**Aim:**
Scan the data below and pick out the lines containing the word "Before".
····················
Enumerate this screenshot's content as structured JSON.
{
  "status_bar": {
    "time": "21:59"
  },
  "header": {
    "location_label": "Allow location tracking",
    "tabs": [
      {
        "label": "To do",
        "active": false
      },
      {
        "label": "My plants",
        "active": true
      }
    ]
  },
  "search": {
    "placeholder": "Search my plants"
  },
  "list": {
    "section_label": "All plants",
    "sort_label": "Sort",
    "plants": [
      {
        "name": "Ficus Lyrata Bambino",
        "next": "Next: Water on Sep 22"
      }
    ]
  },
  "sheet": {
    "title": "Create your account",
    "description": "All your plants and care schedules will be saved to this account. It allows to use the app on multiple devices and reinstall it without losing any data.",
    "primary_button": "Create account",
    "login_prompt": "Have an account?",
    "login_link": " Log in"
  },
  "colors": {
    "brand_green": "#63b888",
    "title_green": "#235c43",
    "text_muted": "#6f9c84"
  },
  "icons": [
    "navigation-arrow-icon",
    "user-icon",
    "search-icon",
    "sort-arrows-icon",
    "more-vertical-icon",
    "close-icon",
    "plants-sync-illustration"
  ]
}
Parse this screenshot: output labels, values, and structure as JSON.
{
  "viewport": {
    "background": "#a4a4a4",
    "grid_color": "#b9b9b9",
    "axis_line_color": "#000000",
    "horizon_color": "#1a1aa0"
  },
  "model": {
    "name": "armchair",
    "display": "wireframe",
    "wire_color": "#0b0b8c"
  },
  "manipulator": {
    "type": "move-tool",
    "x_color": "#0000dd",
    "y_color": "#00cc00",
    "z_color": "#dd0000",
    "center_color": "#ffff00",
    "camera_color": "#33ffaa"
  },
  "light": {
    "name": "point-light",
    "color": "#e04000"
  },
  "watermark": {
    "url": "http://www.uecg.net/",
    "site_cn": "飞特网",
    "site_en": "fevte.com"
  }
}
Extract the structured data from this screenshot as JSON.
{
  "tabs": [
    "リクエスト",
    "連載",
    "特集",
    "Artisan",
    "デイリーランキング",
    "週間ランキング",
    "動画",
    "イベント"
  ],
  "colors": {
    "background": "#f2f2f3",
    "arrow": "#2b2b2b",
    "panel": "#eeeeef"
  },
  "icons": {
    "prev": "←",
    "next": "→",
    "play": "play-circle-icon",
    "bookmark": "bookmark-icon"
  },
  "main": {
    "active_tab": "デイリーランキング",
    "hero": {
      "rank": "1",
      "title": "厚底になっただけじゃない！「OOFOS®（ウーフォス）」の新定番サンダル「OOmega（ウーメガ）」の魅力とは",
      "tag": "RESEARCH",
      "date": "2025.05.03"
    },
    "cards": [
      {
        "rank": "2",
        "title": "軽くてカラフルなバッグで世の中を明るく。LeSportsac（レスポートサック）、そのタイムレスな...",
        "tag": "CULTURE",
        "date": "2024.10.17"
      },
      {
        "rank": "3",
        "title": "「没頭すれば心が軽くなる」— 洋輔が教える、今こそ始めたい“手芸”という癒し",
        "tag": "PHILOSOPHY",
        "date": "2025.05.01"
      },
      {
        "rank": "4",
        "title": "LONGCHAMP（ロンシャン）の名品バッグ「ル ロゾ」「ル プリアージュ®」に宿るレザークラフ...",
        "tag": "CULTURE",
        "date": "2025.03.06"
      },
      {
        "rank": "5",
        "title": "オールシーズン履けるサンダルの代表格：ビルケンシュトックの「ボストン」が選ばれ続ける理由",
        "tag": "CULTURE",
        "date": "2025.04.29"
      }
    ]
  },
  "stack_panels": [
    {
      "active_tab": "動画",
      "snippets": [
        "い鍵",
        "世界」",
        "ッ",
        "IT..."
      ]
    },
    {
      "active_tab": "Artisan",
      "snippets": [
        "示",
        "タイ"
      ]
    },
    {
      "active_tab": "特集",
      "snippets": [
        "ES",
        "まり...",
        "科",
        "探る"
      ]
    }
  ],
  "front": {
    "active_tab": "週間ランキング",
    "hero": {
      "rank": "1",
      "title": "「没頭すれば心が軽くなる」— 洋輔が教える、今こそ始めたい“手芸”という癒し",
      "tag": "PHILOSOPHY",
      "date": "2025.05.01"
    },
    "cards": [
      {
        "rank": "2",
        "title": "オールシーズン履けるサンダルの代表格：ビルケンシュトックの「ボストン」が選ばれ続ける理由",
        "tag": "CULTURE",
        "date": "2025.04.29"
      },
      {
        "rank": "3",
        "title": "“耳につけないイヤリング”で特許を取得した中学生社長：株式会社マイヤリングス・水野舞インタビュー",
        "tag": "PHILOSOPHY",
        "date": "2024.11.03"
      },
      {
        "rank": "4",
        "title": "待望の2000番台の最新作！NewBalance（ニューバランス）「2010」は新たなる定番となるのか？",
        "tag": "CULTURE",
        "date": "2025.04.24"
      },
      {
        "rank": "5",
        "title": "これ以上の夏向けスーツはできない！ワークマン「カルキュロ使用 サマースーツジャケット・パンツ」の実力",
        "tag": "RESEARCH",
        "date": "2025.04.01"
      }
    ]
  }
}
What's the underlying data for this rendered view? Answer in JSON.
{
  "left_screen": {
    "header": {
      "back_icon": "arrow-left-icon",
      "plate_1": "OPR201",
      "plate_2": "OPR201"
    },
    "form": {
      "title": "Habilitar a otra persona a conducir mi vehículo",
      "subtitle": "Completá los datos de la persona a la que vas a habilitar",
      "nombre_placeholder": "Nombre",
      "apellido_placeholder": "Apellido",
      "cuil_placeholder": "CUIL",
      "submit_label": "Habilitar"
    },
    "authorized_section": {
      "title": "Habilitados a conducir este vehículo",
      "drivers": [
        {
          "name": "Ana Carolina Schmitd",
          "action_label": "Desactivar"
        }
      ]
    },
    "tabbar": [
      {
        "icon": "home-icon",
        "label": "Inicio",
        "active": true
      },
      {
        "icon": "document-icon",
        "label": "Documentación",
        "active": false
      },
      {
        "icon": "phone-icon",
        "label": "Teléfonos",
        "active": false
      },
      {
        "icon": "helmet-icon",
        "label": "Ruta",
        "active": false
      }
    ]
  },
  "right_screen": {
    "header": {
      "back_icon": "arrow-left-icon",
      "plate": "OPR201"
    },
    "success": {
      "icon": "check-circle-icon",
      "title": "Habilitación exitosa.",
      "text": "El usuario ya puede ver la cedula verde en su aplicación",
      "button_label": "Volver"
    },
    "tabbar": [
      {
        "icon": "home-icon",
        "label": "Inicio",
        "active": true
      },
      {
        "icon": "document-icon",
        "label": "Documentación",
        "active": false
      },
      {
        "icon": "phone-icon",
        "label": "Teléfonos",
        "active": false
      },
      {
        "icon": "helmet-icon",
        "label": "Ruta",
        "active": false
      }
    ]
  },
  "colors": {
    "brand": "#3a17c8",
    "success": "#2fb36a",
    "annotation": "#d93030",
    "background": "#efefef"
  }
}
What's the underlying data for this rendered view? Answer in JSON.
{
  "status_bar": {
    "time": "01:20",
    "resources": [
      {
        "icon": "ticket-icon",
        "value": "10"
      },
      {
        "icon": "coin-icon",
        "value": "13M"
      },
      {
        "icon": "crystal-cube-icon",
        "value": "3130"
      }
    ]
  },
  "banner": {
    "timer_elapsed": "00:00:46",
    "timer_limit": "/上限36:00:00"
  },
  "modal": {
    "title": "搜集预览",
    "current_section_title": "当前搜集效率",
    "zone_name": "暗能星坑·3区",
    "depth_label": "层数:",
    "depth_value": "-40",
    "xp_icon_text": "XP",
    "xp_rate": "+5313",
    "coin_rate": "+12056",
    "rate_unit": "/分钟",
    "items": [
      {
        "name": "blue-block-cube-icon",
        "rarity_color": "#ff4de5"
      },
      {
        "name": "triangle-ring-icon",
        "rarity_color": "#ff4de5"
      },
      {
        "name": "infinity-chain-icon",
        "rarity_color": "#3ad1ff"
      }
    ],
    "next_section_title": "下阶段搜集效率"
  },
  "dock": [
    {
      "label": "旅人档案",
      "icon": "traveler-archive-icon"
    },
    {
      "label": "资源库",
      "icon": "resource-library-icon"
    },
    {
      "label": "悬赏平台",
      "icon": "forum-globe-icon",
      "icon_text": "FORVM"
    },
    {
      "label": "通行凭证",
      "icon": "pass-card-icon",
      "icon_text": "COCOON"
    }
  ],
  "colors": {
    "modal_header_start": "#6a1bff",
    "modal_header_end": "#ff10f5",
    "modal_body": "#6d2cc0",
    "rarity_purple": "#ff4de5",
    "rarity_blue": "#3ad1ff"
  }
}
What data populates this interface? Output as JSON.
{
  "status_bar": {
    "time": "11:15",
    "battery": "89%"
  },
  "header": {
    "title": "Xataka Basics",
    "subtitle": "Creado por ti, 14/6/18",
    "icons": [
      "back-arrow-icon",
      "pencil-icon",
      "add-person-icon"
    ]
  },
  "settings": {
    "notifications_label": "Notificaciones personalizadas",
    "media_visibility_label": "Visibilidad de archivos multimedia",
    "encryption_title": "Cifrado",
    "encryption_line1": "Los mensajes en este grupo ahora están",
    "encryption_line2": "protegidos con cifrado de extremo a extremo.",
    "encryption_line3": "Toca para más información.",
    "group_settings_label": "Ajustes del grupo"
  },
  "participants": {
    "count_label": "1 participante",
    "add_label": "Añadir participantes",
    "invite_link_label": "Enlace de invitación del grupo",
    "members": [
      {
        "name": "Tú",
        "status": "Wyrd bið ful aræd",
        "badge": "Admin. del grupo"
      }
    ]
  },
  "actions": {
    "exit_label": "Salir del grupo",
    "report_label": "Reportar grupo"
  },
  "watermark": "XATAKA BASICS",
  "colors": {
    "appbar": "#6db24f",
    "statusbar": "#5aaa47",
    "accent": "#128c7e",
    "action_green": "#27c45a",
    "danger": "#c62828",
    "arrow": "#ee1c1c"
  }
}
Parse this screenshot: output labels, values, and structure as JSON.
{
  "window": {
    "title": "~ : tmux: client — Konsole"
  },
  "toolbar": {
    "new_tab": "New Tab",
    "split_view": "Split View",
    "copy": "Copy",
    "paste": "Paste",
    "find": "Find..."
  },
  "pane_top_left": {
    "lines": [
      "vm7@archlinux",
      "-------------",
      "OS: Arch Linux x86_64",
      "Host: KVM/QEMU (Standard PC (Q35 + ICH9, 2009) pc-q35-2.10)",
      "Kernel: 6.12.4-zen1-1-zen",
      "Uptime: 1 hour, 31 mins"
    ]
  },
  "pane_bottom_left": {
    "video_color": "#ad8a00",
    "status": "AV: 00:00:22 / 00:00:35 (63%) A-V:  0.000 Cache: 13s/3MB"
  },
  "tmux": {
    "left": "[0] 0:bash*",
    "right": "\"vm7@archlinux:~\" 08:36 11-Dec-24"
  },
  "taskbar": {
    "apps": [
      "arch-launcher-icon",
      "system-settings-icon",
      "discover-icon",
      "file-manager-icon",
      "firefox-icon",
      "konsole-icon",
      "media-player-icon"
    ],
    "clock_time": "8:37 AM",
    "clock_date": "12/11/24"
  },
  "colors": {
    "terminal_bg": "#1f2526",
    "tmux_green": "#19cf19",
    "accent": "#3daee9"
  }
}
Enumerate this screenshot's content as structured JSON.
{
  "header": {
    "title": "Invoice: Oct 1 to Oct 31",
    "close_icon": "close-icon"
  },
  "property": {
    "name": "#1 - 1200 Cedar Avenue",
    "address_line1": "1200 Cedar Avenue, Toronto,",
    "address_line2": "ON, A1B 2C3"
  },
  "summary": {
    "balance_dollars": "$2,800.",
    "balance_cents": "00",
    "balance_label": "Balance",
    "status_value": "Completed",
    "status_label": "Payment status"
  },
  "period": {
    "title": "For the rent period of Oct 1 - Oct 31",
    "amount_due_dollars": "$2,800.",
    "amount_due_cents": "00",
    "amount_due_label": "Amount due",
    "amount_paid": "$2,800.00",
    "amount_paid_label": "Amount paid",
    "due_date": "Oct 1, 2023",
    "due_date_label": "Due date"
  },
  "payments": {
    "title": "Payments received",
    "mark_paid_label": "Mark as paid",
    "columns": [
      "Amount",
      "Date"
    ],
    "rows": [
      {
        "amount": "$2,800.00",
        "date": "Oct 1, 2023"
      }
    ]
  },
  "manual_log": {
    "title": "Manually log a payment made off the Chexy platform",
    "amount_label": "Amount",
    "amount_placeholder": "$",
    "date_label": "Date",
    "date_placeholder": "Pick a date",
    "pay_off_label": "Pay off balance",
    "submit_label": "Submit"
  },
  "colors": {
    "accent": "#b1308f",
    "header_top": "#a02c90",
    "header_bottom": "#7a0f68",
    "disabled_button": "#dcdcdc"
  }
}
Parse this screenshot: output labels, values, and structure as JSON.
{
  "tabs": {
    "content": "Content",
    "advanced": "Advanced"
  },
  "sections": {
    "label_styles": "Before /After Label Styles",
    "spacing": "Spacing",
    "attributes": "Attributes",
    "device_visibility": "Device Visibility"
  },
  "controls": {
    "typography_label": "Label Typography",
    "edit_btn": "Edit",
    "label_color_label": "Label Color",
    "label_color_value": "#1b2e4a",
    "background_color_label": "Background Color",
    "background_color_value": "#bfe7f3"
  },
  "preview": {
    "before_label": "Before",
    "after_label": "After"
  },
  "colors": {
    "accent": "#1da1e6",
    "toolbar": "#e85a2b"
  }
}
····················
**Answer for the task:**
    "label_styles": "Before /After Label Styles",
    "before_label": "Before",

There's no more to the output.